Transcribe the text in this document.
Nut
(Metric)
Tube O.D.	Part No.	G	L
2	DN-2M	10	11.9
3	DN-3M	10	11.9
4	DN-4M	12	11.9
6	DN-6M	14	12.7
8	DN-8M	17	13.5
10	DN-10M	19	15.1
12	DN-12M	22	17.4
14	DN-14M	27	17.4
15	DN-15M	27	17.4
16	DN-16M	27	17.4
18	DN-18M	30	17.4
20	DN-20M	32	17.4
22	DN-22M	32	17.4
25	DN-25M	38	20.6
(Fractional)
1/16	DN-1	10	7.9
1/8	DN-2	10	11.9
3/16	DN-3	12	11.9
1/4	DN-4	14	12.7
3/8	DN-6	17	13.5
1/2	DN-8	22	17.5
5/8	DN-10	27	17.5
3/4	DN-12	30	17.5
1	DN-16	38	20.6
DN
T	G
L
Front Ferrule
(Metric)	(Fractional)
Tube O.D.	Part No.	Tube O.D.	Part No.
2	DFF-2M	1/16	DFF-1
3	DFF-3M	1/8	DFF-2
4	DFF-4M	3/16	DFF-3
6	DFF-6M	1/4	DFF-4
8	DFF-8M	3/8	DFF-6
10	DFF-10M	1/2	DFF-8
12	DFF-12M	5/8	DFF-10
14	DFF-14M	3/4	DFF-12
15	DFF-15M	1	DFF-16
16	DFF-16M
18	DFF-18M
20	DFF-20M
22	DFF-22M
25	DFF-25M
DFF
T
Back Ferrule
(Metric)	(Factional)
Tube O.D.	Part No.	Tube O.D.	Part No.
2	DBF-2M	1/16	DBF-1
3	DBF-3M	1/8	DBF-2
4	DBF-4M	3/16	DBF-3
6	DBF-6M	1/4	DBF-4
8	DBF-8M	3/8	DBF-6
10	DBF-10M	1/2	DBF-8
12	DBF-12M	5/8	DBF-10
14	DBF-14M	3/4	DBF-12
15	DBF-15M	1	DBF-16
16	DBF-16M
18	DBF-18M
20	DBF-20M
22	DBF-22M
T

——————————

--- TO BE DONE ---
Search the listing for the word "Metric" and return each line that holds it.

--- CORRECT RESULT ---
(Metric)
(Metric)	(Fractional)
(Metric)	(Factional)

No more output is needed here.